▶ [Stated exercise]: Please copy word for word the lines in the items below, starting with the line that contains "Localize all elements." and going on through the line that contains "- candle-body: [579, 192, 584, 203]", with both of those lines included.

▶ [Dataset content]:
=-=-=

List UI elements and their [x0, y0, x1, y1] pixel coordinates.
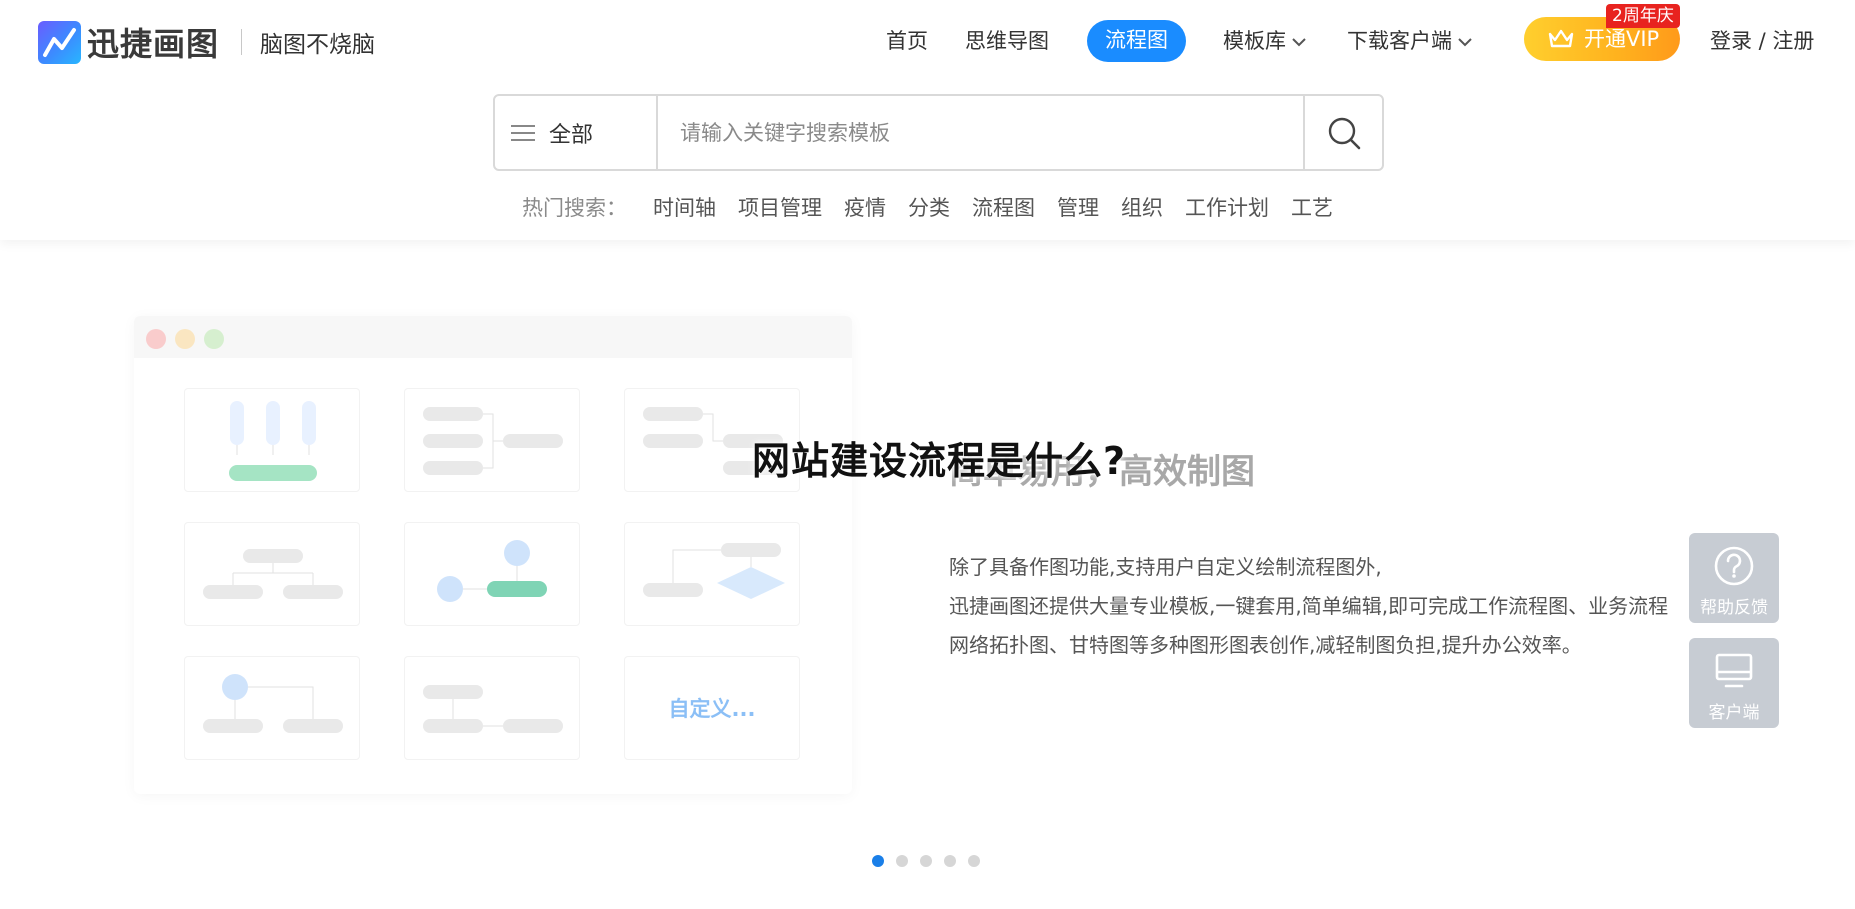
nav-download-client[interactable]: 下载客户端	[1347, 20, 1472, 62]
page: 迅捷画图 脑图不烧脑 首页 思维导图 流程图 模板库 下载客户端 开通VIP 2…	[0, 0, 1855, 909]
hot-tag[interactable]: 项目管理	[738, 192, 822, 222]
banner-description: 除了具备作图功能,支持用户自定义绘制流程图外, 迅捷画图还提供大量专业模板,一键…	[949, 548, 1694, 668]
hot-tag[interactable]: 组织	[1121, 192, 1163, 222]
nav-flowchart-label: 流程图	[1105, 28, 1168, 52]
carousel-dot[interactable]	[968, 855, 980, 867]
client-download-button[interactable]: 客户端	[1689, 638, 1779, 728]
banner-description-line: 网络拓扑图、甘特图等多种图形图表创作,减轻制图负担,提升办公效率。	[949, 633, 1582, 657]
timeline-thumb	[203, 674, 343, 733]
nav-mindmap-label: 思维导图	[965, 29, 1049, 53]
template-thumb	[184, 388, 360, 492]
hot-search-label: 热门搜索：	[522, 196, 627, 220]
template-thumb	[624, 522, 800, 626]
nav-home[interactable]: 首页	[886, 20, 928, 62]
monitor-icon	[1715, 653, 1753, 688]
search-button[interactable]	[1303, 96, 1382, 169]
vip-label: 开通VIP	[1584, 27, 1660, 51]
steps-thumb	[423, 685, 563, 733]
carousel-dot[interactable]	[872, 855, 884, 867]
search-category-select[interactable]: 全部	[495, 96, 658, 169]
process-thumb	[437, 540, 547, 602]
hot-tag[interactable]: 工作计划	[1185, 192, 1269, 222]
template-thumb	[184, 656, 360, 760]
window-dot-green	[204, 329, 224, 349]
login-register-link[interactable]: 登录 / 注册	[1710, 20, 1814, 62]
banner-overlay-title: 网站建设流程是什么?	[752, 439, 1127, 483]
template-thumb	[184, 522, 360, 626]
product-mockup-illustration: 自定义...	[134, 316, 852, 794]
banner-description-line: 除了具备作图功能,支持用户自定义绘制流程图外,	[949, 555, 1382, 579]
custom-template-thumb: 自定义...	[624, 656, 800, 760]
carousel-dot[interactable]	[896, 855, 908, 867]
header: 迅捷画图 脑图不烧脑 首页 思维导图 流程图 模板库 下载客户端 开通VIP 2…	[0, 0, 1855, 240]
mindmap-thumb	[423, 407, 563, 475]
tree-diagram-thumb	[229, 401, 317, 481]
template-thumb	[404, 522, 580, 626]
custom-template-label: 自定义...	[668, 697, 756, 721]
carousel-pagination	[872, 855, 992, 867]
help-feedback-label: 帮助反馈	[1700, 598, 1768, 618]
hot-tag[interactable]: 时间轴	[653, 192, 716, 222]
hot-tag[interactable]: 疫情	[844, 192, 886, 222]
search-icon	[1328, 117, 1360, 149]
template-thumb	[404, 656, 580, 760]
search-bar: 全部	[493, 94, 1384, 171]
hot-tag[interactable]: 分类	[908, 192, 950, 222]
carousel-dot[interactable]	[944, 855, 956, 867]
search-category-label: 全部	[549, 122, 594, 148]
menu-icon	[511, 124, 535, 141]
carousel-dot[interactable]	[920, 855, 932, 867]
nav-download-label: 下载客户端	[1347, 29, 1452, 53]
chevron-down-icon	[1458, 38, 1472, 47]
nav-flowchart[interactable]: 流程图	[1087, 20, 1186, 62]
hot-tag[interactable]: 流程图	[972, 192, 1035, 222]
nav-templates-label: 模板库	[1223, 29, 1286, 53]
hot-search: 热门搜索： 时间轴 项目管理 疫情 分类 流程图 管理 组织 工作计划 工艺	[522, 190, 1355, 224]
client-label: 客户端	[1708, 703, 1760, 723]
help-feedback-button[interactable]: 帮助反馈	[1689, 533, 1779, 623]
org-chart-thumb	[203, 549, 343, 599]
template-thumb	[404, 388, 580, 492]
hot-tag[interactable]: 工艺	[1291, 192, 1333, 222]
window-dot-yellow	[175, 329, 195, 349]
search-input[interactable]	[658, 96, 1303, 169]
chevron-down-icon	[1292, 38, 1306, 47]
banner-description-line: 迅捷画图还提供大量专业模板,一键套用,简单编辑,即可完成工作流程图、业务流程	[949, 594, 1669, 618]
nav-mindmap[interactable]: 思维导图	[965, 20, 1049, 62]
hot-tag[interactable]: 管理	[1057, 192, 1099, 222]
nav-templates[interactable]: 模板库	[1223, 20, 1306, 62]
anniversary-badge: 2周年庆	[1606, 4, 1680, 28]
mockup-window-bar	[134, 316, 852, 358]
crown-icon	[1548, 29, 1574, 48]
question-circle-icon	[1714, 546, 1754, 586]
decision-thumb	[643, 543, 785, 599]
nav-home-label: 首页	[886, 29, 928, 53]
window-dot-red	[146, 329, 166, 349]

=-=-=

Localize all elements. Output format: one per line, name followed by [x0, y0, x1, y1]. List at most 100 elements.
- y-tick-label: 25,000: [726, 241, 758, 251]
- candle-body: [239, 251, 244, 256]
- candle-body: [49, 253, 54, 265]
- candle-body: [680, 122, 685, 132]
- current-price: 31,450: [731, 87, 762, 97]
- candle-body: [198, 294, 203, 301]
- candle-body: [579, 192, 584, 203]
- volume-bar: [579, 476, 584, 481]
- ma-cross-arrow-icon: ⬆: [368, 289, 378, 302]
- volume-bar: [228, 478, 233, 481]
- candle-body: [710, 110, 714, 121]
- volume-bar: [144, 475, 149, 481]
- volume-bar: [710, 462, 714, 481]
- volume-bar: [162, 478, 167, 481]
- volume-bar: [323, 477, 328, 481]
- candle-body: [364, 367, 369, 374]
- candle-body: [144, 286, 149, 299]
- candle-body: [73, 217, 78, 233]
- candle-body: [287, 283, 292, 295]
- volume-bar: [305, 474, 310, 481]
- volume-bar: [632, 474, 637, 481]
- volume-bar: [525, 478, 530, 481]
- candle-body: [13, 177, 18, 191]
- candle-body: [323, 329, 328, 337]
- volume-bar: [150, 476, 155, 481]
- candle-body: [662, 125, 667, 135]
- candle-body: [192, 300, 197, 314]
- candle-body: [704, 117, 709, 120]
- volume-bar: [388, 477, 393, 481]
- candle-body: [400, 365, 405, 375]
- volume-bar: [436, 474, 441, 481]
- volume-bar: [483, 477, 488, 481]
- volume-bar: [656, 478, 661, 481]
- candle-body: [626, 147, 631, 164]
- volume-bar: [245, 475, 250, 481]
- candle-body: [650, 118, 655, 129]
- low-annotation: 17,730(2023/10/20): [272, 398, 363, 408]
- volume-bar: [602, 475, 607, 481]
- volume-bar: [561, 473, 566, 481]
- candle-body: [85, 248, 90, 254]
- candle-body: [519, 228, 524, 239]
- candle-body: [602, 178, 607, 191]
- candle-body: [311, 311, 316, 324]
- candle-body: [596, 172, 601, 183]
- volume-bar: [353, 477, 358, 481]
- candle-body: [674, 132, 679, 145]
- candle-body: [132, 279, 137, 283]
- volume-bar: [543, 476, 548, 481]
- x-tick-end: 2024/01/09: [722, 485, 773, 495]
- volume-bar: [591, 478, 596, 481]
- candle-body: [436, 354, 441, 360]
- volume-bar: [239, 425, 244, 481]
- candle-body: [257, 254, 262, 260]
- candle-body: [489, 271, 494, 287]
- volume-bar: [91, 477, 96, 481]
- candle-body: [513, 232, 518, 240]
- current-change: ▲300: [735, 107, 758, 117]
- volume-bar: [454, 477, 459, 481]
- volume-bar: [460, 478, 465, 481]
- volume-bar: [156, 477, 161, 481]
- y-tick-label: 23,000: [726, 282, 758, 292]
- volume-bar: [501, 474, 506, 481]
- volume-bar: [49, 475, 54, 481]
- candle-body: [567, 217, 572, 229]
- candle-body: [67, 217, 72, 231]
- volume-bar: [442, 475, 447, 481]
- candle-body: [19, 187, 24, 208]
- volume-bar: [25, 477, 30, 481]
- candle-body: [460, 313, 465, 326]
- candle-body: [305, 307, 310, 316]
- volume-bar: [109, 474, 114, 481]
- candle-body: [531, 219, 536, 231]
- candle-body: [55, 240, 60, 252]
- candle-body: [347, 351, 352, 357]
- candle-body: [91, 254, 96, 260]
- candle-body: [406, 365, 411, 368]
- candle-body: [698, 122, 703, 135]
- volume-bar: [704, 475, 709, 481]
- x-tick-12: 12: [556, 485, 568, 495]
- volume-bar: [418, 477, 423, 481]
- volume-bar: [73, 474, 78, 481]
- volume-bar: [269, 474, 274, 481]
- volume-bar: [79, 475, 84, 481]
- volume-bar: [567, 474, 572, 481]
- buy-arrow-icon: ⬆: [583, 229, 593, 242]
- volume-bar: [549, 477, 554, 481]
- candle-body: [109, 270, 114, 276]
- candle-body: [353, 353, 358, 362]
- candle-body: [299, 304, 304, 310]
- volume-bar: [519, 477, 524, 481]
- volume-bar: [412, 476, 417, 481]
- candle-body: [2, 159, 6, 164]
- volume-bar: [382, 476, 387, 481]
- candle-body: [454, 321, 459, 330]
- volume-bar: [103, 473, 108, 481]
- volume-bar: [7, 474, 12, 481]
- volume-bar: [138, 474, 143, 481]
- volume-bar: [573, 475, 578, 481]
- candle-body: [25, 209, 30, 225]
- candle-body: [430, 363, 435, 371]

=-=-=

▶ [In response]:
Localize all elements. Output format: one per line, name followed by [x0, y0, x1, y1]. List at most 100 elements.
- y-tick-label: 25,000: [726, 241, 758, 251]
- candle-body: [239, 251, 244, 256]
- candle-body: [49, 253, 54, 265]
- candle-body: [680, 122, 685, 132]
- current-price: 31,450: [731, 87, 762, 97]
- candle-body: [198, 294, 203, 301]
- candle-body: [579, 192, 584, 203]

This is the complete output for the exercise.